----- Data entries -----

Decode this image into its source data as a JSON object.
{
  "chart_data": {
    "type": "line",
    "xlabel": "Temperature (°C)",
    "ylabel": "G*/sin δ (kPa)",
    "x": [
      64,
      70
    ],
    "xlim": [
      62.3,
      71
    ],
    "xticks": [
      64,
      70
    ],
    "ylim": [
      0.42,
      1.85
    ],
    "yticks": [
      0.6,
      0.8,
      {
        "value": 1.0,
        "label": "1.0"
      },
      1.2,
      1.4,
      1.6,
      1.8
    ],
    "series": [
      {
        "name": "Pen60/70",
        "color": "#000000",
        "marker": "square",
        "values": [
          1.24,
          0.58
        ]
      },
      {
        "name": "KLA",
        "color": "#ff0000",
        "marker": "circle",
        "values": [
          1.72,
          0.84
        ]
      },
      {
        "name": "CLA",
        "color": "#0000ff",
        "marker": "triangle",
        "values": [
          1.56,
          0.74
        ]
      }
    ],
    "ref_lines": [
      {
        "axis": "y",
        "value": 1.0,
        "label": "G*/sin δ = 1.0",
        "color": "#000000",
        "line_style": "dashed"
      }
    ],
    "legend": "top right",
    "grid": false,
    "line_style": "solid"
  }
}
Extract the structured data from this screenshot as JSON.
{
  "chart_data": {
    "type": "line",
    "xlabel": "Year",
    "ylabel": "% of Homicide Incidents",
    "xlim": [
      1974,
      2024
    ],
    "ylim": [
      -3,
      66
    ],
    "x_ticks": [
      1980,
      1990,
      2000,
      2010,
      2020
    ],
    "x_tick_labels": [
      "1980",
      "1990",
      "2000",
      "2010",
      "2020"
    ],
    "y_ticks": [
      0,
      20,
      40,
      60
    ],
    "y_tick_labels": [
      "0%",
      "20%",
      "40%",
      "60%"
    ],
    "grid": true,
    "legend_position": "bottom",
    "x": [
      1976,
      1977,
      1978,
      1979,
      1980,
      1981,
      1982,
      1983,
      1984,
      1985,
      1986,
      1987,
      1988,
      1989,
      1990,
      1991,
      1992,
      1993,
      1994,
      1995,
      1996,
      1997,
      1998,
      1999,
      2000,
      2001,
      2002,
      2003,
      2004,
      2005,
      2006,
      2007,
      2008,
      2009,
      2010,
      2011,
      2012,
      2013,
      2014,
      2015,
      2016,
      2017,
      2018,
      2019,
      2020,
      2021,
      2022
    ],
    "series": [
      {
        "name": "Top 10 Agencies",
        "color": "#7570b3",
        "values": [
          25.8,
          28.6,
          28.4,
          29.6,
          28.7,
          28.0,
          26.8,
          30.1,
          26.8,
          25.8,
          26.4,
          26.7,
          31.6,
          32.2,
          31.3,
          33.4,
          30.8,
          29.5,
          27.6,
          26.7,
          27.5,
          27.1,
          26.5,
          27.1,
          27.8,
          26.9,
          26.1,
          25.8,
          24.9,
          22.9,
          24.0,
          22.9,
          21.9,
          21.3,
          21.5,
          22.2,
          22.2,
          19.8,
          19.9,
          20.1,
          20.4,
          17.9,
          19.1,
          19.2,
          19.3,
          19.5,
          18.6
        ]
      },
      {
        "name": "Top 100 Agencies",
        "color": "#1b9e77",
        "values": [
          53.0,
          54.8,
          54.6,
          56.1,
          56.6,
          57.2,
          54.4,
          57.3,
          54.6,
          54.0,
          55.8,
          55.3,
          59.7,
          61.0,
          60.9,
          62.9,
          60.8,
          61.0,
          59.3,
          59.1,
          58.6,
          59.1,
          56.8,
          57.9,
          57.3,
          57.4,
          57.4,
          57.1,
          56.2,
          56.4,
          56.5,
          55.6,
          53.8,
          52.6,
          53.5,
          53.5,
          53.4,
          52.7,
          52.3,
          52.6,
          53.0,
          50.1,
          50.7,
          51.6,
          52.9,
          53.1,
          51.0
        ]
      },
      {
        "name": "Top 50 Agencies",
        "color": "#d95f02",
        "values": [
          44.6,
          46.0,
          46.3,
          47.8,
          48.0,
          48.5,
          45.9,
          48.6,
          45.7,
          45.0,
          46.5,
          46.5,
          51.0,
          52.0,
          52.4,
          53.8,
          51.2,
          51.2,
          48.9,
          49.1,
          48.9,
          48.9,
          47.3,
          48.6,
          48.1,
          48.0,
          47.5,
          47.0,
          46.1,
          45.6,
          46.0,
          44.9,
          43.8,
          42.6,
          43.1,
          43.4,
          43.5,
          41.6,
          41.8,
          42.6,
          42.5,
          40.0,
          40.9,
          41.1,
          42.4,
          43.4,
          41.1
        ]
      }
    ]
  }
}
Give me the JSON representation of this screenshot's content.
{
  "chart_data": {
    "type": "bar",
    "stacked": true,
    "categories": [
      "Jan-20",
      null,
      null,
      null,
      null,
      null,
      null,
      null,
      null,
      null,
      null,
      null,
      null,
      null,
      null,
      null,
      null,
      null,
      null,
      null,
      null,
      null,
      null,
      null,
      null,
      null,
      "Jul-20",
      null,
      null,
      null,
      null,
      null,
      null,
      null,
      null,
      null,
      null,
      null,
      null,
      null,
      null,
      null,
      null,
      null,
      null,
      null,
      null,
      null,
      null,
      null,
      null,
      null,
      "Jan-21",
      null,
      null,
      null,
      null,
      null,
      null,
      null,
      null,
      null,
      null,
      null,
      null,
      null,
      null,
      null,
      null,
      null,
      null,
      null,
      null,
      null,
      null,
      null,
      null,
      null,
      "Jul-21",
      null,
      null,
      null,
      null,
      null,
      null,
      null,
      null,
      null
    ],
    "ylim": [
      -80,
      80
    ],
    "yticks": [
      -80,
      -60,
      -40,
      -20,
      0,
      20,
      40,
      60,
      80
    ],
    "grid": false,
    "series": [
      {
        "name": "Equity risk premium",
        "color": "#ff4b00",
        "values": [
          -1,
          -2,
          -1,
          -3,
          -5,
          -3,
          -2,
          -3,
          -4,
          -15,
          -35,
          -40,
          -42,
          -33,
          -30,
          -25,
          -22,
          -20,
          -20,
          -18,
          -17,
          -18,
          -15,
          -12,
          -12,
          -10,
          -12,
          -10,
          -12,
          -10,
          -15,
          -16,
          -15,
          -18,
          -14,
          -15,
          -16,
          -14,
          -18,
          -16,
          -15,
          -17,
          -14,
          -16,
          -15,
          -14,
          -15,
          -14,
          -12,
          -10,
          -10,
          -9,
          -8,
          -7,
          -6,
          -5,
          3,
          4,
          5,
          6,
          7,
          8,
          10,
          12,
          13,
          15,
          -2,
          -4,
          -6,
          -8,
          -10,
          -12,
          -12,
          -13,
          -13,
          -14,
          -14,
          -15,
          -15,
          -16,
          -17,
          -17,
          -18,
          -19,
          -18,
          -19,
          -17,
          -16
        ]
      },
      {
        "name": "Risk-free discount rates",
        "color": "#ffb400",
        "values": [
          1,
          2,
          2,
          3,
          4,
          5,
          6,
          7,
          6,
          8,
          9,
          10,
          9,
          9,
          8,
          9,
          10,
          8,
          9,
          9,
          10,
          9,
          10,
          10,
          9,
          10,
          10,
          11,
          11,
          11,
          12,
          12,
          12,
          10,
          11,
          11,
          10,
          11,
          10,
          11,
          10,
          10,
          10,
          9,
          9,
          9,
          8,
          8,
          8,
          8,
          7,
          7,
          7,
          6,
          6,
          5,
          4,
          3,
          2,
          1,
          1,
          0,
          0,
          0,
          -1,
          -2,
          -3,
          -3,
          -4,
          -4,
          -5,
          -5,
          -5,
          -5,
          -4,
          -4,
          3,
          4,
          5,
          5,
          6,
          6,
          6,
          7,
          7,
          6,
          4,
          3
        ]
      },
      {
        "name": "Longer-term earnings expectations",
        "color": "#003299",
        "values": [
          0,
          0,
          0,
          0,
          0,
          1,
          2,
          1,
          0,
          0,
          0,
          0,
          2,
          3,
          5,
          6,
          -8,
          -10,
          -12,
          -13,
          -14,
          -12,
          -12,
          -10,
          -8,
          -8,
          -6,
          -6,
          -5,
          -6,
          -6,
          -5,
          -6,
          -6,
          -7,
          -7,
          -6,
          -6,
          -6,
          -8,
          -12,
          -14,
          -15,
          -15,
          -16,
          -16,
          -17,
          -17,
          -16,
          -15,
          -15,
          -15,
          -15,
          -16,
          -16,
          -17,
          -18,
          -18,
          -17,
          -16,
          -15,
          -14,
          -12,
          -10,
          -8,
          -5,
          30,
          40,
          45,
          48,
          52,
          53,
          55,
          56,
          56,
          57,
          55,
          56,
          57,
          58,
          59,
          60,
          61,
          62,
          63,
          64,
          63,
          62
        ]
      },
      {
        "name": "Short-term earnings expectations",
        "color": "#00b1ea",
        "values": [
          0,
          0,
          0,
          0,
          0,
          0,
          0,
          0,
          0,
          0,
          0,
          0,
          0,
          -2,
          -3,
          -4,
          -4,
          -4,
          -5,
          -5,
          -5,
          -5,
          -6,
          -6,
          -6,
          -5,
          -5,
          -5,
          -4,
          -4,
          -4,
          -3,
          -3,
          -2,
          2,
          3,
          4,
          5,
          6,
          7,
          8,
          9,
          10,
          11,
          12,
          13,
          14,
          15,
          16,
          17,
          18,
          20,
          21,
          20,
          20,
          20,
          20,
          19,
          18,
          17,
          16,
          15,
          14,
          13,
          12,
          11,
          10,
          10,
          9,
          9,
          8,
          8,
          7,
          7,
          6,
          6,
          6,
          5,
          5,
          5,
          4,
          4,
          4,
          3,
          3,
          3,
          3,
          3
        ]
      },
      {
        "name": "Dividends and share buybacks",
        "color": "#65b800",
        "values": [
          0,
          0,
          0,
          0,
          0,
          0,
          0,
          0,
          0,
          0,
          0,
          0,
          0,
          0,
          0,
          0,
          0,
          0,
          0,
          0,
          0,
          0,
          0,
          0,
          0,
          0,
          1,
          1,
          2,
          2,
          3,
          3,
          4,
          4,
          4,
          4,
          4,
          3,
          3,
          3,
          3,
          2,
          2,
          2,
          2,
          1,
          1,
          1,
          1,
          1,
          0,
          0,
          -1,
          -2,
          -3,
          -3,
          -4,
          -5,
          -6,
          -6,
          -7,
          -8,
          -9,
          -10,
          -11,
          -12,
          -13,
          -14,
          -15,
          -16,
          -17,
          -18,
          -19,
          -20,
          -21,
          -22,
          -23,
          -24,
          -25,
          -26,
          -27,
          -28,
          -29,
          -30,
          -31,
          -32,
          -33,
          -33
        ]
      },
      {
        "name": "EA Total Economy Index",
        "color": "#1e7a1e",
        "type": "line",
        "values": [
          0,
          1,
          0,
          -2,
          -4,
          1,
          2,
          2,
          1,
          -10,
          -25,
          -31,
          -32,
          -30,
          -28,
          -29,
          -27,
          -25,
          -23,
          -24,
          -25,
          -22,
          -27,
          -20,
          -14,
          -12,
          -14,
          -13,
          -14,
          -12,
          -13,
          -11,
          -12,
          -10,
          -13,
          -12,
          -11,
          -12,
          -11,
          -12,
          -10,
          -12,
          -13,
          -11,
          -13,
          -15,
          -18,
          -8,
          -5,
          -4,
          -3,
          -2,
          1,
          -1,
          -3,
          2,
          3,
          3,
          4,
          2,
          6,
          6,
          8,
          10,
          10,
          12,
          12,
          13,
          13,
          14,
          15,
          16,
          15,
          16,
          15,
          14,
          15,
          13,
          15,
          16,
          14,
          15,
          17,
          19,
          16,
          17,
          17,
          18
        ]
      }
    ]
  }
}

-----

- [Work to be completed]: Report the number of lines in the listing that include the string "Agencies"; give nothing but the number.

- [Solution]: 3